- [WHAT YOU WILL DO]: Reproduce the records exactly.

- [RAW DATA]:
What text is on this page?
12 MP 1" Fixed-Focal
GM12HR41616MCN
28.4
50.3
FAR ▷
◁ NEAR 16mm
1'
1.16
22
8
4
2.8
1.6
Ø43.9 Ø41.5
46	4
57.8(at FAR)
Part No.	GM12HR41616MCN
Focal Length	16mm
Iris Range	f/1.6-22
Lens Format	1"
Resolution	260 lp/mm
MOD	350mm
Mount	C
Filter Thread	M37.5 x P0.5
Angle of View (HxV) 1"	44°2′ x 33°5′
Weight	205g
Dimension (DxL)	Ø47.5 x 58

- [FULL SOLUTION]:
What text is on this page?
12 MP 1" Fixed-Focal
GM12HR41616MCN
28.4
50.3
FAR ▷
◁ NEAR 16mm
1'
1.16
22
8
4
2.8
1.6
Ø43.9 Ø41.5
46	4
57.8(at FAR)
Part No.	GM12HR41616MCN
Focal Length	16mm
Iris Range	f/1.6-22
Lens Format	1"
Resolution	260 lp/mm
MOD	350mm
Mount	C
Filter Thread	M37.5 x P0.5
Angle of View (HxV) 1"	44°2′ x 33°5′
Weight	205g
Dimension (DxL)	Ø47.5 x 58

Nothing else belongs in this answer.